Written instruction >> Exactly reproduce the lines that follow.

Collection entries:
____________

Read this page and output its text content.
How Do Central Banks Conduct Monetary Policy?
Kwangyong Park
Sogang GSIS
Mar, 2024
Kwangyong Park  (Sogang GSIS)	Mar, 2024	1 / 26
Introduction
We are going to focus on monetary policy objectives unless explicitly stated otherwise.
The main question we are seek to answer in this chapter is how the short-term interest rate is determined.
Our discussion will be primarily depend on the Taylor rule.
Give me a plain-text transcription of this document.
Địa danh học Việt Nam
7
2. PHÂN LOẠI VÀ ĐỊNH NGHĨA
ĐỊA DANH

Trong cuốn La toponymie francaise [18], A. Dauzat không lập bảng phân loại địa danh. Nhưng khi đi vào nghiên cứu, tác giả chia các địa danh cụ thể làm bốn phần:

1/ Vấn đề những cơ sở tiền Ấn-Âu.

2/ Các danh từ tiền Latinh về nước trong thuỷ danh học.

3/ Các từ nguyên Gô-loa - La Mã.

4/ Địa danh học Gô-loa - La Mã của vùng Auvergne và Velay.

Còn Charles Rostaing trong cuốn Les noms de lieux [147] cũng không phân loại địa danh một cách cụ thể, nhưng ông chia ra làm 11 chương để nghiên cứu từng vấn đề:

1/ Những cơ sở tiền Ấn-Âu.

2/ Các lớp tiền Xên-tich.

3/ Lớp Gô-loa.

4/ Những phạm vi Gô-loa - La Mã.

____________

Problem solution >>
Read this page and output its text content.
How Do Central Banks Conduct Monetary Policy?
Kwangyong Park
Sogang GSIS
Mar, 2024
Kwangyong Park  (Sogang GSIS)	Mar, 2024	1 / 26
Introduction
We are going to focus on monetary policy objectives unless explicitly stated otherwise.
The main question we are seek to answer in this chapter is how the short-term interest rate is determined.
Our discussion will be primarily depend on the Taylor rule.
Give me a plain-text transcription of this document.
Địa danh học Việt Nam
7
2. PHÂN LOẠI VÀ ĐỊNH NGHĨA
ĐỊA DANH

Trong cuốn La toponymie francaise [18], A. Dauzat không lập bảng phân loại địa danh. Nhưng khi đi vào nghiên cứu, tác giả chia các địa danh cụ thể làm bốn phần:

1/ Vấn đề những cơ sở tiền Ấn-Âu.

2/ Các danh từ tiền Latinh về nước trong thuỷ danh học.

3/ Các từ nguyên Gô-loa - La Mã.

4/ Địa danh học Gô-loa - La Mã của vùng Auvergne và Velay.

Còn Charles Rostaing trong cuốn Les noms de lieux [147] cũng không phân loại địa danh một cách cụ thể, nhưng ông chia ra làm 11 chương để nghiên cứu từng vấn đề:

1/ Những cơ sở tiền Ấn-Âu.

2/ Các lớp tiền Xên-tich.

3/ Lớp Gô-loa.

4/ Những phạm vi Gô-loa - La Mã.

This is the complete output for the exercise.